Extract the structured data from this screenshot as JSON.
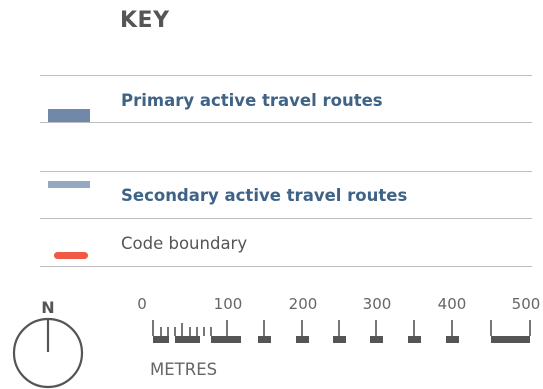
{
  "key": {
    "title": "KEY"
  },
  "legend": [
    {
      "label": "Primary active travel routes",
      "color": "#7189a9",
      "symbol": "thick-bar"
    },
    {
      "label": "Secondary active travel routes",
      "color": "#95a8c1",
      "symbol": "thin-bar"
    },
    {
      "label": "Code boundary",
      "color": "#f05a45",
      "symbol": "rounded-line"
    }
  ],
  "north_arrow": {
    "label": "N"
  },
  "scale_bar": {
    "units": "METRES",
    "ticks": [
      "0",
      "100",
      "200",
      "300",
      "400",
      "500"
    ],
    "color": "#555555"
  }
}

STATED PROBLEM: Restate every record exactly, please; do not copy the pictures.

ANSWER TO THE TASK:
Extract the structured data from this screenshot as JSON.
{
  "key": {
    "title": "KEY"
  },
  "legend": [
    {
      "label": "Primary active travel routes",
      "color": "#7189a9",
      "symbol": "thick-bar"
    },
    {
      "label": "Secondary active travel routes",
      "color": "#95a8c1",
      "symbol": "thin-bar"
    },
    {
      "label": "Code boundary",
      "color": "#f05a45",
      "symbol": "rounded-line"
    }
  ],
  "north_arrow": {
    "label": "N"
  },
  "scale_bar": {
    "units": "METRES",
    "ticks": [
      "0",
      "100",
      "200",
      "300",
      "400",
      "500"
    ],
    "color": "#555555"
  }
}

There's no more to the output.